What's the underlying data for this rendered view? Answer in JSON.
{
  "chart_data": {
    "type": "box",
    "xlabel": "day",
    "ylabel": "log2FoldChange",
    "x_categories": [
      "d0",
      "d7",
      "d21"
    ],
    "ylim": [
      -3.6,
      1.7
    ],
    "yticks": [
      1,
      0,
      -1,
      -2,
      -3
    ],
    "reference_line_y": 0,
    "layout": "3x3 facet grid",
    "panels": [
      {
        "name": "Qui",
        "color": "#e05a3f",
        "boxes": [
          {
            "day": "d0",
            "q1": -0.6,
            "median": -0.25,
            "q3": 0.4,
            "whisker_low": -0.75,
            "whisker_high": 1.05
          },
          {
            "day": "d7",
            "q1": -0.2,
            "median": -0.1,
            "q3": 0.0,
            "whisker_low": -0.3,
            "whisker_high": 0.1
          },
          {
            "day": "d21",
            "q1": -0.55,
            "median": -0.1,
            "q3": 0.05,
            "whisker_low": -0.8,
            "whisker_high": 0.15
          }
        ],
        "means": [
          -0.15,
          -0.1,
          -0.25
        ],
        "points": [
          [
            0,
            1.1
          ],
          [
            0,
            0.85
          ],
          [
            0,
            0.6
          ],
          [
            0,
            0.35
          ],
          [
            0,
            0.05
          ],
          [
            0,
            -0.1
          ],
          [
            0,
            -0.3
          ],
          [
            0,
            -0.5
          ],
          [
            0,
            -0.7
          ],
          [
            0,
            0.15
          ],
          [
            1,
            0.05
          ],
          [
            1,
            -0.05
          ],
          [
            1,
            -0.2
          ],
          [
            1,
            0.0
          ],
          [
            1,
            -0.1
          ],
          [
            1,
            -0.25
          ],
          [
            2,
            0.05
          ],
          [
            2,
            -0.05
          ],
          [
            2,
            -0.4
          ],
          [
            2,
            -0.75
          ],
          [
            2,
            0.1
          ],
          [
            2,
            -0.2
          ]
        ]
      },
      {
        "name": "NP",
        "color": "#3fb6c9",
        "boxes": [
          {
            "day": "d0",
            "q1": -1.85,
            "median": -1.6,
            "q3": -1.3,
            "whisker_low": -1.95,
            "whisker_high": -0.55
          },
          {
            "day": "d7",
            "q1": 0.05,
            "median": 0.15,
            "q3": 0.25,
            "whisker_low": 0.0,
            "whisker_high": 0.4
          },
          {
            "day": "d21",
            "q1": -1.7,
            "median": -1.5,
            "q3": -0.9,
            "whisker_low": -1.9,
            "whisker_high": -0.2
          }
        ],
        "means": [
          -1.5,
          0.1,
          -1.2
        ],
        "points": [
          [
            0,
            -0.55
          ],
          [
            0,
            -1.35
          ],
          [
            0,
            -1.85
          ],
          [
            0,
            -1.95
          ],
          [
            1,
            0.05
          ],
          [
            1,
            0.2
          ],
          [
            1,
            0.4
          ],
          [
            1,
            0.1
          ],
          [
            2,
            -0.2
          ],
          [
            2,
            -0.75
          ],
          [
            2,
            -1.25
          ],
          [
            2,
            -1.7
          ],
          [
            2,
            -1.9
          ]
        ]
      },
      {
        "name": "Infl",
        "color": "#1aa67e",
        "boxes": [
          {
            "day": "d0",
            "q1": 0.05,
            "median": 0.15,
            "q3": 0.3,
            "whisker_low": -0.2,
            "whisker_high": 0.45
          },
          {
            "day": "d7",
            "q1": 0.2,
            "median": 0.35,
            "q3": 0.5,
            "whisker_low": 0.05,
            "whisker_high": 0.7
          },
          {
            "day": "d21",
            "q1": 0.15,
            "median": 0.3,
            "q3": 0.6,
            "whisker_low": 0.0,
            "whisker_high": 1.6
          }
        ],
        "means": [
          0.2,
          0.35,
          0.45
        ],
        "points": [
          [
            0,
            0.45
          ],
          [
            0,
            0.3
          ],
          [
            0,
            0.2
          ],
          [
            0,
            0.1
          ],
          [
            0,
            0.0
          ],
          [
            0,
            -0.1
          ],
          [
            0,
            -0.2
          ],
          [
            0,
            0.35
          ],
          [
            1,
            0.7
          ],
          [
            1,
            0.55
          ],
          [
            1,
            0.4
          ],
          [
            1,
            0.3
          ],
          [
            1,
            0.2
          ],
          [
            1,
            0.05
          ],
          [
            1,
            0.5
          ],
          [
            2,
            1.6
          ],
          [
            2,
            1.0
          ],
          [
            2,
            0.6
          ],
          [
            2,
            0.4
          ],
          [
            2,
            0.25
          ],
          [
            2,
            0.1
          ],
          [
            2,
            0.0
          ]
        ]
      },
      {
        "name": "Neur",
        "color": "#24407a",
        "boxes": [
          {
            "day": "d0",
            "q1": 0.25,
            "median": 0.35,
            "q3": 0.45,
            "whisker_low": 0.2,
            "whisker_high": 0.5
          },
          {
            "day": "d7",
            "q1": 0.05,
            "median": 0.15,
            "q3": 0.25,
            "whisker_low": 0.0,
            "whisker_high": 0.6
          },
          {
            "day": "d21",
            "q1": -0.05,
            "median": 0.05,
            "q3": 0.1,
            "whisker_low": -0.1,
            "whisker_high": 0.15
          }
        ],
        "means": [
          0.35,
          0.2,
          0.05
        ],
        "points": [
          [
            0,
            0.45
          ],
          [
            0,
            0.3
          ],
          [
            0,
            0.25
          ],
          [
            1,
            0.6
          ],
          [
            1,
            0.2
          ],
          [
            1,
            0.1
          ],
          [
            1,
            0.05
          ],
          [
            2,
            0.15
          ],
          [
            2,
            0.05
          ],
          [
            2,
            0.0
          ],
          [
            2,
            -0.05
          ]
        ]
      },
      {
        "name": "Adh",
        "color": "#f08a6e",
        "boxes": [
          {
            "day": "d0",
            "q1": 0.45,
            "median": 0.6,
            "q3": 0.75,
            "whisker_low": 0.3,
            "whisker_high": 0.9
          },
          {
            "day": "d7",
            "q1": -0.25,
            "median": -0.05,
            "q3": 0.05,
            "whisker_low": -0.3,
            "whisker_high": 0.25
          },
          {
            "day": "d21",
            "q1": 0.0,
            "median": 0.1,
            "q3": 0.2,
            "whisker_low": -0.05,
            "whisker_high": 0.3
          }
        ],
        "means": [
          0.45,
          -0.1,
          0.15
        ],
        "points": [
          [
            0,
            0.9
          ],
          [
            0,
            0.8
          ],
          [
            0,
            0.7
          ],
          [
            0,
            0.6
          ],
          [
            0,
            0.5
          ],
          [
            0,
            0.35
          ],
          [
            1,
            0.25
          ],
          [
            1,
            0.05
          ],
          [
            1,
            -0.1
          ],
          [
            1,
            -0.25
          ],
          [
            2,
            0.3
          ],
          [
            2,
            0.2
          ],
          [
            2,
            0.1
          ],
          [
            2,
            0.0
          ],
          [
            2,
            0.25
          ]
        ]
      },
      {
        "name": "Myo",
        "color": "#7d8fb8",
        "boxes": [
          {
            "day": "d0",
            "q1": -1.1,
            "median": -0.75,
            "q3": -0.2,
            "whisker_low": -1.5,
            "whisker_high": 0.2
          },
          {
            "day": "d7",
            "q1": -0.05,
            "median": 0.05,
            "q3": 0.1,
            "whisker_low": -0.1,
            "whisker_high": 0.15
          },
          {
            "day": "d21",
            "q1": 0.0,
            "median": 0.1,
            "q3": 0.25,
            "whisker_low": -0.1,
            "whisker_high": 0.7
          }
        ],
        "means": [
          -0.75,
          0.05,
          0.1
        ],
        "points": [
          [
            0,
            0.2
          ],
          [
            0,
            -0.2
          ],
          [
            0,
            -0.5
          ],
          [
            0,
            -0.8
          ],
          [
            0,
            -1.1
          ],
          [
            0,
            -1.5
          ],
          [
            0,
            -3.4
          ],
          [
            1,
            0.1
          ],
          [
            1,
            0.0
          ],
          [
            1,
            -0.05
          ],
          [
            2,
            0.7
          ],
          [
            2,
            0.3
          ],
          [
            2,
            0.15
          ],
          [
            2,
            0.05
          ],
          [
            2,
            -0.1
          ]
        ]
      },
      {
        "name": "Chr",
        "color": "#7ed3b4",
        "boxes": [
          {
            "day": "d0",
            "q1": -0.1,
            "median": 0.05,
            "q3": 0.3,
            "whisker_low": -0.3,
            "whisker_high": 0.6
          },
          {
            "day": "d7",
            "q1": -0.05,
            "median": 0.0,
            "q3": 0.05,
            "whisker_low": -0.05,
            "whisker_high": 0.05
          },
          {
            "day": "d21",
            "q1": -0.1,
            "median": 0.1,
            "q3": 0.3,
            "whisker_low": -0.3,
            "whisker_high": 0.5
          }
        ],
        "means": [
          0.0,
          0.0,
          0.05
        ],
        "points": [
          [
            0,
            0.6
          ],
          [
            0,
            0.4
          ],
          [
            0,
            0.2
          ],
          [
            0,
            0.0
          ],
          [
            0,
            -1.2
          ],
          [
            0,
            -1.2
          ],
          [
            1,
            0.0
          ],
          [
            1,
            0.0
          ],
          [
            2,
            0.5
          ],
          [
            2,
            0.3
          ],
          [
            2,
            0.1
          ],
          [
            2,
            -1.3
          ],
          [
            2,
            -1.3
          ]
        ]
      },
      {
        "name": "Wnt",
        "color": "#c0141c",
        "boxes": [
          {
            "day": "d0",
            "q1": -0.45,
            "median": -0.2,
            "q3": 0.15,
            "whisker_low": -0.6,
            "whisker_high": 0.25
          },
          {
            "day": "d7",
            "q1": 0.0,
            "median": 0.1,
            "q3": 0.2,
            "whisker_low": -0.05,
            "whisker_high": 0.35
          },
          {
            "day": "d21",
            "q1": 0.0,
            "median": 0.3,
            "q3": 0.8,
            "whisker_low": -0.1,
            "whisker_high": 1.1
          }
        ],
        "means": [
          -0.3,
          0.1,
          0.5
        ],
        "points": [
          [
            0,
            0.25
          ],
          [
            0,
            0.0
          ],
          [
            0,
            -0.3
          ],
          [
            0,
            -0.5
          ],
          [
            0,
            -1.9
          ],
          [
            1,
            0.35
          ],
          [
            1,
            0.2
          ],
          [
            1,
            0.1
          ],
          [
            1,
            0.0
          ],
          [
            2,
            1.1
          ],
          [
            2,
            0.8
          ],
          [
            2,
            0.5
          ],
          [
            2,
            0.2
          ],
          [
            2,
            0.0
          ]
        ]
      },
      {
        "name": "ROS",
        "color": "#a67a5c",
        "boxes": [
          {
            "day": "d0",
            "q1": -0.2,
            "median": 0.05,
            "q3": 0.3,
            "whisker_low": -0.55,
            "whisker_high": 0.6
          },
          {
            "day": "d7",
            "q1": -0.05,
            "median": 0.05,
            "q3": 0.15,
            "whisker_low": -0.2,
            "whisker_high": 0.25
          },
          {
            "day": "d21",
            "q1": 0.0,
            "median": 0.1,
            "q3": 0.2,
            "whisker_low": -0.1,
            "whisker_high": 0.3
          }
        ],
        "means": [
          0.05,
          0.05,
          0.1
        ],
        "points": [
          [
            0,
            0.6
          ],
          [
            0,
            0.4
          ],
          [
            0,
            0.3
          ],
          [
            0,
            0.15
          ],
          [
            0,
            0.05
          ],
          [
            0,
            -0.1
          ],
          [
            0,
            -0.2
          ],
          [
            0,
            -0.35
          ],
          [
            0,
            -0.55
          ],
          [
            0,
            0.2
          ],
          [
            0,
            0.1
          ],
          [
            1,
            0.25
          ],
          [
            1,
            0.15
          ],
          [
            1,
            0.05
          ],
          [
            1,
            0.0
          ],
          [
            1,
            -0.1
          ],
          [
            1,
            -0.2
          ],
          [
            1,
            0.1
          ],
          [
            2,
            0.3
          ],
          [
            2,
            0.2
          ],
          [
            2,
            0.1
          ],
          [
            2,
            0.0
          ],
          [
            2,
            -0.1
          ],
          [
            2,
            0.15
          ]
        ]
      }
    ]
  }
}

▬▬▬

● **WHAT THE TASK ASKS**:
Collect the complete line wherever the string "name" appears in the records.

● **OUTPUT OF THE EXERCISE**:
        "name": "Qui",
        "name": "NP",
        "name": "Infl",
        "name": "Neur",
        "name": "Adh",
        "name": "Myo",
        "name": "Chr",
        "name": "Wnt",
        "name": "ROS",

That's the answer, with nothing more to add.